__YOUR GOAL__. Find and copy each line of the records where the string "соответствующие" shows up.

__DATASET ROWS__.
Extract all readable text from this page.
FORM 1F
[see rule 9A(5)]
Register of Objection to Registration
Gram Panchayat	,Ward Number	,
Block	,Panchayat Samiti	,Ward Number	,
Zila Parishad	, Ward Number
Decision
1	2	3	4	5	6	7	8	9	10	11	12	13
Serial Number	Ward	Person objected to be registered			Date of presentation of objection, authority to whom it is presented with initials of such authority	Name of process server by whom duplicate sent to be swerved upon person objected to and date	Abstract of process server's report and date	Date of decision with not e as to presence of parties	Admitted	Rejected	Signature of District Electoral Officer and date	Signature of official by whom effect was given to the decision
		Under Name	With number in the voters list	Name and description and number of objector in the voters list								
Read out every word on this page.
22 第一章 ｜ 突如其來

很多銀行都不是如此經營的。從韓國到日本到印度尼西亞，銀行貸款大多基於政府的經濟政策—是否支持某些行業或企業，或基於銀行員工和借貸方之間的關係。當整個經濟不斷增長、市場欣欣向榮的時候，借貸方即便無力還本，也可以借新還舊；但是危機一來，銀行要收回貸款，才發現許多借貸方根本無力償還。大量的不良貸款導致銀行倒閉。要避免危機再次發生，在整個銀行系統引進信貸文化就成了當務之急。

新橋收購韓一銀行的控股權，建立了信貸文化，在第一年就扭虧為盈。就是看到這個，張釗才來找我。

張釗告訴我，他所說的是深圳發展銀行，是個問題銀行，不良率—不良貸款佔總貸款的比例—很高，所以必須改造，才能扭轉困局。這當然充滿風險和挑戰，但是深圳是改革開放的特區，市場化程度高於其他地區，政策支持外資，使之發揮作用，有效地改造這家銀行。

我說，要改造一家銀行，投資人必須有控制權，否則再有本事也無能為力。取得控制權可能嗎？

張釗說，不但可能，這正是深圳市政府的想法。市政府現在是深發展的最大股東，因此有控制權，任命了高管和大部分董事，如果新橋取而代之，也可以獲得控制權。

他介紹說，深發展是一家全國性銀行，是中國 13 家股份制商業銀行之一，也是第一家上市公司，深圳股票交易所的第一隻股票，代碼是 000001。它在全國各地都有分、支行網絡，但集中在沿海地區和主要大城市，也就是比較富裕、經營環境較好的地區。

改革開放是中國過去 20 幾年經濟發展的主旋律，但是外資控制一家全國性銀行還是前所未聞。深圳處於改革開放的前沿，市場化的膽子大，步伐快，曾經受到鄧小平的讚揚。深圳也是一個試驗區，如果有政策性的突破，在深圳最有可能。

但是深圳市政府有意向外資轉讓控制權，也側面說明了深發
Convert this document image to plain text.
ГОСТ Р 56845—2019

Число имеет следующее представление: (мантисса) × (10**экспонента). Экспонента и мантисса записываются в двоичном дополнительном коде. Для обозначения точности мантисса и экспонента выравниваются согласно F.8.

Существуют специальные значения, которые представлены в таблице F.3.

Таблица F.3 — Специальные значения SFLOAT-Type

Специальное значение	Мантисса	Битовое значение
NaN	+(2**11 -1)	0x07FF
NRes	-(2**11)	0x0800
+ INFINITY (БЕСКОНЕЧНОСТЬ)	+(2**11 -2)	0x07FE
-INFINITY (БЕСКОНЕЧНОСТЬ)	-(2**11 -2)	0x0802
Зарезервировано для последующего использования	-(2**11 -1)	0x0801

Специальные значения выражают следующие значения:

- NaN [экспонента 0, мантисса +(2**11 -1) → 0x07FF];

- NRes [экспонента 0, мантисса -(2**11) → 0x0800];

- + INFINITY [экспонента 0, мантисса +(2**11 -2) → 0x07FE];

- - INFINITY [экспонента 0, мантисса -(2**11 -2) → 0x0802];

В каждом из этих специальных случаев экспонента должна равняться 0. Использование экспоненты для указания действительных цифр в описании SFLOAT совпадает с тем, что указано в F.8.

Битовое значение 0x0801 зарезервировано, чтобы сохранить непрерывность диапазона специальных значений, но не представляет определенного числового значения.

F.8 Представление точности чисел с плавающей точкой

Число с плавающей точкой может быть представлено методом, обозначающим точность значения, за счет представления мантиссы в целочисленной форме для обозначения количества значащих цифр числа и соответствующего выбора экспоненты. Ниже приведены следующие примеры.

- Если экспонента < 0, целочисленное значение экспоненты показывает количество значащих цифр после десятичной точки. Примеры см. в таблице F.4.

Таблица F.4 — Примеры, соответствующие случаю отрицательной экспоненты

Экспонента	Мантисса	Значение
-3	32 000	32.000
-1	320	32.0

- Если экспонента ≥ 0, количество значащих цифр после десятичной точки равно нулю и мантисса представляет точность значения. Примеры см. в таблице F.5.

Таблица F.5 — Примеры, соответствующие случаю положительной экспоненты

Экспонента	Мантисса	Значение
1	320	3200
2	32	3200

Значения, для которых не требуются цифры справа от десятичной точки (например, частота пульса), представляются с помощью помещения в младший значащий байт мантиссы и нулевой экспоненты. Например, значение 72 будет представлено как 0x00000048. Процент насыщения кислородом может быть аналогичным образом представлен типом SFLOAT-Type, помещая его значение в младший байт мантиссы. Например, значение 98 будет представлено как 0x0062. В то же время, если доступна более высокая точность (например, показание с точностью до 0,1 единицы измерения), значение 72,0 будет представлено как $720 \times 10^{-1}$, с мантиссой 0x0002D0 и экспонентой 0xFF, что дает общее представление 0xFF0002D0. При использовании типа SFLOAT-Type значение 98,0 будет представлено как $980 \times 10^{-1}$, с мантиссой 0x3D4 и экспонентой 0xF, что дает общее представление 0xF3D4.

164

__RESPONSE TO THIS EXERCISE__.
Таблица F.4 — Примеры, соответствующие случаю отрицательной экспоненты
Таблица F.5 — Примеры, соответствующие случаю положительной экспоненты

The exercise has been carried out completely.